The exercise >> Reproduce all of the records below word for word, line by line.

══════

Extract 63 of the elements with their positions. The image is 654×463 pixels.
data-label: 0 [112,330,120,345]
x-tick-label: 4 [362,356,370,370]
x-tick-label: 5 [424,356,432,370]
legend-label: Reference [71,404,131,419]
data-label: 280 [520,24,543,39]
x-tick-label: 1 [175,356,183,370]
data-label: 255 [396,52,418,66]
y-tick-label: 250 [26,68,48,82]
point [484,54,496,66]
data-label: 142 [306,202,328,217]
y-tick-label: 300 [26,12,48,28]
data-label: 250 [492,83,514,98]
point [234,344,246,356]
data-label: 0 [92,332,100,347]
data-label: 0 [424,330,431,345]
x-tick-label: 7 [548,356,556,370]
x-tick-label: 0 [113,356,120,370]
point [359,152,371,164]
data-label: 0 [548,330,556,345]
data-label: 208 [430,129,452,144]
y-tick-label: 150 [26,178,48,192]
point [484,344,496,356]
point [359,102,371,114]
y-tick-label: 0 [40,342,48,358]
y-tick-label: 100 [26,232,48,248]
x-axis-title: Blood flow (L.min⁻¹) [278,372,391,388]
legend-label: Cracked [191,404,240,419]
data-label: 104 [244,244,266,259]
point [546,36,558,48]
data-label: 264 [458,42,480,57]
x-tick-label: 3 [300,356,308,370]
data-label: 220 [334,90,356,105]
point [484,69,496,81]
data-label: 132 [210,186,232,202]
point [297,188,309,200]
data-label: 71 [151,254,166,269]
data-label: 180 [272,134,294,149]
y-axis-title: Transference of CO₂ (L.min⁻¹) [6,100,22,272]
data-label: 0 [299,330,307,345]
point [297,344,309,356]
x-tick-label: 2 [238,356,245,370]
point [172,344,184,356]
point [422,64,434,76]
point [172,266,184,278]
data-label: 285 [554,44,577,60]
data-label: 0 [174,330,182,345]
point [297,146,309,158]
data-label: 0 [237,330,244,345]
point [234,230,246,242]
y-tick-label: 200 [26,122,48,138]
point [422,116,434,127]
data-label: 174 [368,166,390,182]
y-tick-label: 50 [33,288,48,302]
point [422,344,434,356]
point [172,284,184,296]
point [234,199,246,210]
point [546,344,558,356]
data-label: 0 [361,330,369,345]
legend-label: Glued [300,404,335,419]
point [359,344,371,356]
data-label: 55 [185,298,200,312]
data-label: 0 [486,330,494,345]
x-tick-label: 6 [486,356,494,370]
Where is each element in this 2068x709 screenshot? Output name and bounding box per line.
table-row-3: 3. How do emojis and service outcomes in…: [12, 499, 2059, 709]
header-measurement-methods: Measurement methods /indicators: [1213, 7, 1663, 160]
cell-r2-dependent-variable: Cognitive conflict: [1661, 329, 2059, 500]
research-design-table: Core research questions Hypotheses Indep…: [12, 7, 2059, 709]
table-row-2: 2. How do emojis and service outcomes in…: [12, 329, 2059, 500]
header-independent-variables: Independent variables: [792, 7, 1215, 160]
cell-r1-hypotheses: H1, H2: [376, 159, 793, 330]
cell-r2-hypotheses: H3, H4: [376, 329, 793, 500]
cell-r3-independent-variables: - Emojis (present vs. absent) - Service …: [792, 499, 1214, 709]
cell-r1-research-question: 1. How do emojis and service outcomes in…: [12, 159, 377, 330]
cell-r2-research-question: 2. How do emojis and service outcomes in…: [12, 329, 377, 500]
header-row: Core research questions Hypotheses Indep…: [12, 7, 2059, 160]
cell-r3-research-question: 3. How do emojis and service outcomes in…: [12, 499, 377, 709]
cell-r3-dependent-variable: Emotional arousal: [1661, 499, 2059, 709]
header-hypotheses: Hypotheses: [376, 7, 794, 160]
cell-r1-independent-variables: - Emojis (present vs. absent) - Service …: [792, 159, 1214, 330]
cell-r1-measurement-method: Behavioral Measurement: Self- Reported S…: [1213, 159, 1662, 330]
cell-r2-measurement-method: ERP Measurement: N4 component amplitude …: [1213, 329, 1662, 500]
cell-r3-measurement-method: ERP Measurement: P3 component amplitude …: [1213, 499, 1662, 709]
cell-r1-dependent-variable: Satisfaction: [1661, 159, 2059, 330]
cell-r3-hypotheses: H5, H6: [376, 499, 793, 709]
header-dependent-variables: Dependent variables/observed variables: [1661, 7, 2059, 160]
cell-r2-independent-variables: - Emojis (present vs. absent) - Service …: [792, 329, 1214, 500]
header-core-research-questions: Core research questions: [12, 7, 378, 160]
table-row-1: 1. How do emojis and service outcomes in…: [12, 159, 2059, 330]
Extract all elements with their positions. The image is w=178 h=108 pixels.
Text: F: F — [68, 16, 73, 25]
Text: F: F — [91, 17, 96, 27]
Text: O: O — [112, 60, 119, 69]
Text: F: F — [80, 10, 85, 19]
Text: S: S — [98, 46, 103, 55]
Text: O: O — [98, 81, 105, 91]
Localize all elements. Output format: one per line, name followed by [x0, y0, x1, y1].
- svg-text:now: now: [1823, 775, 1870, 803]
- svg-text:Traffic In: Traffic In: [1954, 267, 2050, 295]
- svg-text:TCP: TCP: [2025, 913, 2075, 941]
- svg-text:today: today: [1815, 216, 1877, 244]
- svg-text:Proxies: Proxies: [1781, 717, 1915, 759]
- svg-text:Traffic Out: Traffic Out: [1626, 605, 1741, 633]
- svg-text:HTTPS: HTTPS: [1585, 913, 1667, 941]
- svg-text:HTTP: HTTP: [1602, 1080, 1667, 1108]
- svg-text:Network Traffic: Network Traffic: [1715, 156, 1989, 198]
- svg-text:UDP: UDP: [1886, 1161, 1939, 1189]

══════

Finished exercise >>
Extract 63 of the elements with their positions. The image is 654×463 pixels.
data-label: 0 [112,330,120,345]
x-tick-label: 4 [362,356,370,370]
x-tick-label: 5 [424,356,432,370]
legend-label: Reference [71,404,131,419]
data-label: 280 [520,24,543,39]
x-tick-label: 1 [175,356,183,370]
data-label: 255 [396,52,418,66]
y-tick-label: 250 [26,68,48,82]
point [484,54,496,66]
data-label: 142 [306,202,328,217]
y-tick-label: 300 [26,12,48,28]
data-label: 250 [492,83,514,98]
point [234,344,246,356]
data-label: 0 [92,332,100,347]
data-label: 0 [424,330,431,345]
x-tick-label: 7 [548,356,556,370]
x-tick-label: 0 [113,356,120,370]
point [359,152,371,164]
data-label: 0 [548,330,556,345]
data-label: 208 [430,129,452,144]
y-tick-label: 150 [26,178,48,192]
point [484,344,496,356]
point [359,102,371,114]
y-tick-label: 0 [40,342,48,358]
y-tick-label: 100 [26,232,48,248]
x-axis-title: Blood flow (L.min⁻¹) [278,372,391,388]
legend-label: Cracked [191,404,240,419]
data-label: 104 [244,244,266,259]
point [546,36,558,48]
data-label: 264 [458,42,480,57]
x-tick-label: 3 [300,356,308,370]
data-label: 220 [334,90,356,105]
point [484,69,496,81]
data-label: 132 [210,186,232,202]
point [297,188,309,200]
data-label: 71 [151,254,166,269]
data-label: 180 [272,134,294,149]
y-axis-title: Transference of CO₂ (L.min⁻¹) [6,100,22,272]
data-label: 0 [299,330,307,345]
point [297,344,309,356]
x-tick-label: 2 [238,356,245,370]
point [172,344,184,356]
point [422,64,434,76]
point [172,266,184,278]
data-label: 285 [554,44,577,60]
data-label: 0 [174,330,182,345]
point [297,146,309,158]
data-label: 0 [237,330,244,345]
point [234,230,246,242]
y-tick-label: 200 [26,122,48,138]
point [422,116,434,127]
data-label: 174 [368,166,390,182]
y-tick-label: 50 [33,288,48,302]
point [422,344,434,356]
point [172,284,184,296]
point [234,199,246,210]
point [546,344,558,356]
data-label: 0 [361,330,369,345]
legend-label: Glued [300,404,335,419]
point [359,344,371,356]
data-label: 55 [185,298,200,312]
data-label: 0 [486,330,494,345]
x-tick-label: 6 [486,356,494,370]
Where is each element in this 2068x709 screenshot? Output name and bounding box per line.
table-row-3: 3. How do emojis and service outcomes in…: [12, 499, 2059, 709]
header-measurement-methods: Measurement methods /indicators: [1213, 7, 1663, 160]
cell-r2-dependent-variable: Cognitive conflict: [1661, 329, 2059, 500]
research-design-table: Core research questions Hypotheses Indep…: [12, 7, 2059, 709]
table-row-2: 2. How do emojis and service outcomes in…: [12, 329, 2059, 500]
header-independent-variables: Independent variables: [792, 7, 1215, 160]
cell-r1-hypotheses: H1, H2: [376, 159, 793, 330]
cell-r2-hypotheses: H3, H4: [376, 329, 793, 500]
cell-r3-independent-variables: - Emojis (present vs. absent) - Service …: [792, 499, 1214, 709]
cell-r1-research-question: 1. How do emojis and service outcomes in…: [12, 159, 377, 330]
cell-r2-research-question: 2. How do emojis and service outcomes in…: [12, 329, 377, 500]
header-row: Core research questions Hypotheses Indep…: [12, 7, 2059, 160]
cell-r3-research-question: 3. How do emojis and service outcomes in…: [12, 499, 377, 709]
cell-r3-dependent-variable: Emotional arousal: [1661, 499, 2059, 709]
header-hypotheses: Hypotheses: [376, 7, 794, 160]
cell-r1-independent-variables: - Emojis (present vs. absent) - Service …: [792, 159, 1214, 330]
cell-r1-measurement-method: Behavioral Measurement: Self- Reported S…: [1213, 159, 1662, 330]
cell-r2-measurement-method: ERP Measurement: N4 component amplitude …: [1213, 329, 1662, 500]
cell-r3-measurement-method: ERP Measurement: P3 component amplitude …: [1213, 499, 1662, 709]
cell-r1-dependent-variable: Satisfaction: [1661, 159, 2059, 330]
cell-r3-hypotheses: H5, H6: [376, 499, 793, 709]
header-dependent-variables: Dependent variables/observed variables: [1661, 7, 2059, 160]
cell-r2-independent-variables: - Emojis (present vs. absent) - Service …: [792, 329, 1214, 500]
header-core-research-questions: Core research questions: [12, 7, 378, 160]
table-row-1: 1. How do emojis and service outcomes in…: [12, 159, 2059, 330]
Extract all elements with their positions. The image is w=178 h=108 pixels.
Text: F: F — [68, 16, 73, 25]
Text: F: F — [91, 17, 96, 27]
Text: O: O — [112, 60, 119, 69]
Text: F: F — [80, 10, 85, 19]
Text: S: S — [98, 46, 103, 55]
Text: O: O — [98, 81, 105, 91]
Localize all elements. Output format: one per line, name followed by [x0, y0, x1, y1].
- svg-text:now: now: [1823, 775, 1870, 803]
- svg-text:Traffic In: Traffic In: [1954, 267, 2050, 295]
- svg-text:TCP: TCP: [2025, 913, 2075, 941]
- svg-text:today: today: [1815, 216, 1877, 244]
- svg-text:Proxies: Proxies: [1781, 717, 1915, 759]
- svg-text:Traffic Out: Traffic Out: [1626, 605, 1741, 633]
- svg-text:HTTPS: HTTPS: [1585, 913, 1667, 941]
- svg-text:HTTP: HTTP: [1602, 1080, 1667, 1108]
- svg-text:Network Traffic: Network Traffic: [1715, 156, 1989, 198]
- svg-text:UDP: UDP: [1886, 1161, 1939, 1189]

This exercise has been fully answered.